- To be done: From the entries that follow, pick out all lines holding "Jessie".

Dataset entries:
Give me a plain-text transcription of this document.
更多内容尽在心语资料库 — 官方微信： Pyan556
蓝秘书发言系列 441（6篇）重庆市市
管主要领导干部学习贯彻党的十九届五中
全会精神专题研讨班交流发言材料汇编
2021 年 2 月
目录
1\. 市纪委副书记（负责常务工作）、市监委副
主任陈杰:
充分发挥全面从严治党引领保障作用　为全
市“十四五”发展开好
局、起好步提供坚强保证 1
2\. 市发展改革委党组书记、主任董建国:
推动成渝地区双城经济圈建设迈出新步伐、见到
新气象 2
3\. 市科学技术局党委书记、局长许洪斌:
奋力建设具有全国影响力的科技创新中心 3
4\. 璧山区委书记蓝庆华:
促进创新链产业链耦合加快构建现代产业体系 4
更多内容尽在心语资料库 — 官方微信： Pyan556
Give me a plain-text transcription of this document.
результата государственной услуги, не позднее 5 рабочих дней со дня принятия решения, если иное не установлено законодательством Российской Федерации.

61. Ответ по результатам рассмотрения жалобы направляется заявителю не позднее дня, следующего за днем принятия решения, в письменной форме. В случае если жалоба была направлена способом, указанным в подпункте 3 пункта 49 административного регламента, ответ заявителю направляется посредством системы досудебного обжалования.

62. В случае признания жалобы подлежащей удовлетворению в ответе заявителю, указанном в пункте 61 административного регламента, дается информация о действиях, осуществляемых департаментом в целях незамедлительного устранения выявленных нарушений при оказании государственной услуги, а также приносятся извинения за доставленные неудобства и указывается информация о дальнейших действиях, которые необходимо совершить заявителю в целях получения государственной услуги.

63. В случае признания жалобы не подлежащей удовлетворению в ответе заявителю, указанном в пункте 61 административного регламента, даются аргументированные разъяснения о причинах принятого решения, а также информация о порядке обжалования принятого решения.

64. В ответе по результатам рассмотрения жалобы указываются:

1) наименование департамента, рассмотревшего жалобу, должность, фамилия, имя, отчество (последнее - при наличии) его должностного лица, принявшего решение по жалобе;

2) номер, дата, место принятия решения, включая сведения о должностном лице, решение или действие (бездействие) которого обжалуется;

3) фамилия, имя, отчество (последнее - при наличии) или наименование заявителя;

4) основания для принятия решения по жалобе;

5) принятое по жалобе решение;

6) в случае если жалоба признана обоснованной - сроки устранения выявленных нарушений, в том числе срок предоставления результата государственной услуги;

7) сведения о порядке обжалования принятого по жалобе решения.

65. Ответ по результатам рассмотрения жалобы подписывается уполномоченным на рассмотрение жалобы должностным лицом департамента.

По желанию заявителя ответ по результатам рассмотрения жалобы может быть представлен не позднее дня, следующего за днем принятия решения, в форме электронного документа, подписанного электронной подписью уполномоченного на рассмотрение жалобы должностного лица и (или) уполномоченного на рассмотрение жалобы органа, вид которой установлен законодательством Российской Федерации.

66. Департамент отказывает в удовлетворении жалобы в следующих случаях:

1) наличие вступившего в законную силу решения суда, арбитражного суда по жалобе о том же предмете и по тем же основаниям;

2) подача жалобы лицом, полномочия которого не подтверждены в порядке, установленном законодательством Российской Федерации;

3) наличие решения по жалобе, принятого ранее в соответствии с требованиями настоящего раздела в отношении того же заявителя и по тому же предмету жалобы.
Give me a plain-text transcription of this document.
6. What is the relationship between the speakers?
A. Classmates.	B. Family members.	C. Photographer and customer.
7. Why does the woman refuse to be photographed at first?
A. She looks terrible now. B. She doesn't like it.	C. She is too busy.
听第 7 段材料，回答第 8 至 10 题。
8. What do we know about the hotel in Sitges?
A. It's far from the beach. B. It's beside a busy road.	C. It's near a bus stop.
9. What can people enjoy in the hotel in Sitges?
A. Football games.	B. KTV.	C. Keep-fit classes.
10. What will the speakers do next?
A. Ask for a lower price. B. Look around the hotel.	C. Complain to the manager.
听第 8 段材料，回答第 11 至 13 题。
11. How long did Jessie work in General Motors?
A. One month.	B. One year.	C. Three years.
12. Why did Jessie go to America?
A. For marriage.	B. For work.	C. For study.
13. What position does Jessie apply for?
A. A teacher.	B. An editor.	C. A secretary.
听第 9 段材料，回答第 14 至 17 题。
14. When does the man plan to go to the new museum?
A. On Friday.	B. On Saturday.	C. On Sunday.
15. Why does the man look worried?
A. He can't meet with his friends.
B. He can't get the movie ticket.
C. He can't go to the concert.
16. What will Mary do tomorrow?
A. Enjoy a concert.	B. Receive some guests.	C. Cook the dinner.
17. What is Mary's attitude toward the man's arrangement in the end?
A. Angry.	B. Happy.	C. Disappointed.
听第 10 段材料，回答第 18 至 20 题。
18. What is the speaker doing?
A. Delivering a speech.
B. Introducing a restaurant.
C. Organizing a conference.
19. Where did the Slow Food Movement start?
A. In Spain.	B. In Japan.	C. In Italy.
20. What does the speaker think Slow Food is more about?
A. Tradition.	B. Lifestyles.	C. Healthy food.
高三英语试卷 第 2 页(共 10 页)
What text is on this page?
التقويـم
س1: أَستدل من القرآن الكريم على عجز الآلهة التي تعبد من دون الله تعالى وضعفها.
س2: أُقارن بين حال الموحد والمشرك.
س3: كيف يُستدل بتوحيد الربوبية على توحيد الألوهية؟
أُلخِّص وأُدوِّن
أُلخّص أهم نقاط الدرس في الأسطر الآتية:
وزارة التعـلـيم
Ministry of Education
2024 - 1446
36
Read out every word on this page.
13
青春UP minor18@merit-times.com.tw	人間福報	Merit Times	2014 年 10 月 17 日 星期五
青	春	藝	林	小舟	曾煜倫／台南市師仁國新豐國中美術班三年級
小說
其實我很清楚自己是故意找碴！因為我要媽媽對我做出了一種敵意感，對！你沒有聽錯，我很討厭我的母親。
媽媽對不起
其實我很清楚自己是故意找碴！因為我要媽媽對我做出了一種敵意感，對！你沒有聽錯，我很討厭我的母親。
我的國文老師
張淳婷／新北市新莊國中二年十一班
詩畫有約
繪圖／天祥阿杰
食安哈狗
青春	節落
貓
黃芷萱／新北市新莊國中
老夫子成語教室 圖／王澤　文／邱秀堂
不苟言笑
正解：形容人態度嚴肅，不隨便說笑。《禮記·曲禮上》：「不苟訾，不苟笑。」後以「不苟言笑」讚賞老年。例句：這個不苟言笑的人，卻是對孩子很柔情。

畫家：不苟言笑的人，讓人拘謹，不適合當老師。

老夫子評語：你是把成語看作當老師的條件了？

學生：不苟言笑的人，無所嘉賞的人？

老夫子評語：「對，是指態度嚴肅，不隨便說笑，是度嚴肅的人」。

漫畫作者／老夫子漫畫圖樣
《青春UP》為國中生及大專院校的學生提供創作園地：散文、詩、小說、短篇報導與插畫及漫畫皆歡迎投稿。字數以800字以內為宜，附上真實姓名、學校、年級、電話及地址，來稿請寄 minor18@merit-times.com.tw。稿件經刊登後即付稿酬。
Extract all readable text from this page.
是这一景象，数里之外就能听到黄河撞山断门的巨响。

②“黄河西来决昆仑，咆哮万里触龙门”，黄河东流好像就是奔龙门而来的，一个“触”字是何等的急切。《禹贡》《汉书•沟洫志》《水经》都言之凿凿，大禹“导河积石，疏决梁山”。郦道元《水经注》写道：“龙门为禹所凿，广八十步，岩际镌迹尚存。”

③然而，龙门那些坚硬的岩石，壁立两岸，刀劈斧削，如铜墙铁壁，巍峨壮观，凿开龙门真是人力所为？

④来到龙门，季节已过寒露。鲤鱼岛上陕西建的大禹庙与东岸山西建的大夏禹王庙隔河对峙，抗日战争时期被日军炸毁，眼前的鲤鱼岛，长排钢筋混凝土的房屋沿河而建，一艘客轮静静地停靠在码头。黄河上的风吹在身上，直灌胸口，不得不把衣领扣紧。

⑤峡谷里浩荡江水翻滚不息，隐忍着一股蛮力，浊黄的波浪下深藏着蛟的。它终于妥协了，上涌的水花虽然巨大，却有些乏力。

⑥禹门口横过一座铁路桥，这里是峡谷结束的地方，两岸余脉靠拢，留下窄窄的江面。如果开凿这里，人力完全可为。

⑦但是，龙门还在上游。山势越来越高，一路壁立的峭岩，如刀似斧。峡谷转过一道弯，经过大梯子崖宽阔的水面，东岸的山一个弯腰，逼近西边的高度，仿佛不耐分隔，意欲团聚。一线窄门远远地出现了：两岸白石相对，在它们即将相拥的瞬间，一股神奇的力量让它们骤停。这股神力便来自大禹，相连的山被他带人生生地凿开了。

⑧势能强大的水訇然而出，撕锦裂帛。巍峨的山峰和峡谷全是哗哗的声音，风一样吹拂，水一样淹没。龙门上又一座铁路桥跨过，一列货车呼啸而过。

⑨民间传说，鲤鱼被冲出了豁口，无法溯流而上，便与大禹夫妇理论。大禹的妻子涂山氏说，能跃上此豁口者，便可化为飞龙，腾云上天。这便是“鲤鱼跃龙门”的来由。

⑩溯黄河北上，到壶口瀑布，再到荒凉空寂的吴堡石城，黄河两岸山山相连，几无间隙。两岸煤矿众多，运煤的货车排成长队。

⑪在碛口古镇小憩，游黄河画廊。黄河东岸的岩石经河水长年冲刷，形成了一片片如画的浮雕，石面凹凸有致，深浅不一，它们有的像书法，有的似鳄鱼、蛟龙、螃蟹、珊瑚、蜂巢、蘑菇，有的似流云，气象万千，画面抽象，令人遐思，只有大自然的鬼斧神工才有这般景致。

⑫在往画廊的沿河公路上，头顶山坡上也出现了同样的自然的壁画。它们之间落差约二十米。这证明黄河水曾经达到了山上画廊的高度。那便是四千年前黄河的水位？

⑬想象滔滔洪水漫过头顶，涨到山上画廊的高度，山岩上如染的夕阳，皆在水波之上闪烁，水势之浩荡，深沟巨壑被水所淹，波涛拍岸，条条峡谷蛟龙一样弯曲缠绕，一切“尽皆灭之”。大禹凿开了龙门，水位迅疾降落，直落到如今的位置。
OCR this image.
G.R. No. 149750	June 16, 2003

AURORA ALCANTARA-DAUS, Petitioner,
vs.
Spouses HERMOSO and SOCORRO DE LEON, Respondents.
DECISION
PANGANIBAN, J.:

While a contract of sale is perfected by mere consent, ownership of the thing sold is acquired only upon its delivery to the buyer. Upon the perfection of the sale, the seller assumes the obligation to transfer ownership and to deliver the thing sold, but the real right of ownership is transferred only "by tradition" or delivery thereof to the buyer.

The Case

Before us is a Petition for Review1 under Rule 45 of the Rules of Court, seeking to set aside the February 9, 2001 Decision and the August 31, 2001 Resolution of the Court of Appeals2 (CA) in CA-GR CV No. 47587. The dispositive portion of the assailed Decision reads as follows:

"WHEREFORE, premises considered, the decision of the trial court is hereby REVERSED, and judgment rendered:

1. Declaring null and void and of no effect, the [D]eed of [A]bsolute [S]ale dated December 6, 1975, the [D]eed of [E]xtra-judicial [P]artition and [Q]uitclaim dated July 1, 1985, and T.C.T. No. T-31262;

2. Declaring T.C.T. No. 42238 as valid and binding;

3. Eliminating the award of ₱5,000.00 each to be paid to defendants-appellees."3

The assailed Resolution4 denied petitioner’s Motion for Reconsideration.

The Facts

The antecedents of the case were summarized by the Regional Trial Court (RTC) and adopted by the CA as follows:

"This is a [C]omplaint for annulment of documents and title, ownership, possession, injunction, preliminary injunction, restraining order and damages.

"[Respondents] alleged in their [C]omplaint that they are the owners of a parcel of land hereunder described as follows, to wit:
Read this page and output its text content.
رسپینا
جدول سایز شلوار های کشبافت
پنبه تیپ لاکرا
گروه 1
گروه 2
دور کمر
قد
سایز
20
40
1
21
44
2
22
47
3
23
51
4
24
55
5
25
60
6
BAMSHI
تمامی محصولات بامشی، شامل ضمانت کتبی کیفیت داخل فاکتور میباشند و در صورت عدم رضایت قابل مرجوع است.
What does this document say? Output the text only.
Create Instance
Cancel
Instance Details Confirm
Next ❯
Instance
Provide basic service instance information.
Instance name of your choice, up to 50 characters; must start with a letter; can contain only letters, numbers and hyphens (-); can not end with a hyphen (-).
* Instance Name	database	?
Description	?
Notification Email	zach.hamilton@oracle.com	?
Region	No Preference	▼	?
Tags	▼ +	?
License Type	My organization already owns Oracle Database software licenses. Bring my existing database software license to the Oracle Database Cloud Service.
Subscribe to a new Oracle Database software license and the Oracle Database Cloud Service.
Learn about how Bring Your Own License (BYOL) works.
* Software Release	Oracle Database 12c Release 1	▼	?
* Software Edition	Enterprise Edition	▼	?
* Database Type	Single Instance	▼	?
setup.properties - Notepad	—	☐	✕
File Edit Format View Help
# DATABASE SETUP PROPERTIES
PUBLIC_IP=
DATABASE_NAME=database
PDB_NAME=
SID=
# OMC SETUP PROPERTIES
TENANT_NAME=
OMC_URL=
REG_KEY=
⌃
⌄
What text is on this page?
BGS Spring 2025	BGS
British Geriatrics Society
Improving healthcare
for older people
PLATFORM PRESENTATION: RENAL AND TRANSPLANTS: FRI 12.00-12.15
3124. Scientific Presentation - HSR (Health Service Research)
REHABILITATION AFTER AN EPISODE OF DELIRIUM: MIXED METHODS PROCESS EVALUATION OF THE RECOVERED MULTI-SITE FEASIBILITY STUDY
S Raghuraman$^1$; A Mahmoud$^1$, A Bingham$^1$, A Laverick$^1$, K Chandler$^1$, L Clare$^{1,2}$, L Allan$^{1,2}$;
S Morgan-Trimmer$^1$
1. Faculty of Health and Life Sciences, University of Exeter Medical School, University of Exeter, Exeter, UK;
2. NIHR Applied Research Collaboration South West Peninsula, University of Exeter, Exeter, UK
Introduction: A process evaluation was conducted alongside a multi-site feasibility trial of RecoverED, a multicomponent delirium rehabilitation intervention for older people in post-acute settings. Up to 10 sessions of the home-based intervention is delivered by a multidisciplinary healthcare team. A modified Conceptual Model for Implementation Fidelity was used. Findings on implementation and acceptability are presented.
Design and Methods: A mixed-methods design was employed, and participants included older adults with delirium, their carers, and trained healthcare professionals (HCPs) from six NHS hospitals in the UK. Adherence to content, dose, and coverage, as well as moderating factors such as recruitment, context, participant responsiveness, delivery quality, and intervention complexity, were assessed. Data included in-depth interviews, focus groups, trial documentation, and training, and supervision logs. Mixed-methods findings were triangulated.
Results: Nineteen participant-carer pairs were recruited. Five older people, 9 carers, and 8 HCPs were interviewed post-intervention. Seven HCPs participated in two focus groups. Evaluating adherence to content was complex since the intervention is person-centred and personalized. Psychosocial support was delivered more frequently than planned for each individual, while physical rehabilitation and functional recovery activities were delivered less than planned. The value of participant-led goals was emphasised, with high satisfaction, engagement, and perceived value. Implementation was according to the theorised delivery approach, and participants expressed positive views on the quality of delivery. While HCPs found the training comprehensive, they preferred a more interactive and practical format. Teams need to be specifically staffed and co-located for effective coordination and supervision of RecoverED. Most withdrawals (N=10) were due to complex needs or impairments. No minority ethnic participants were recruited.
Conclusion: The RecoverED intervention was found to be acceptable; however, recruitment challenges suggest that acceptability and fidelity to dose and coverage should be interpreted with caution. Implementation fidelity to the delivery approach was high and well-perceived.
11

- Answer:
11. How long did Jessie work in General Motors?
12. Why did Jessie go to America?
13. What position does Jessie apply for?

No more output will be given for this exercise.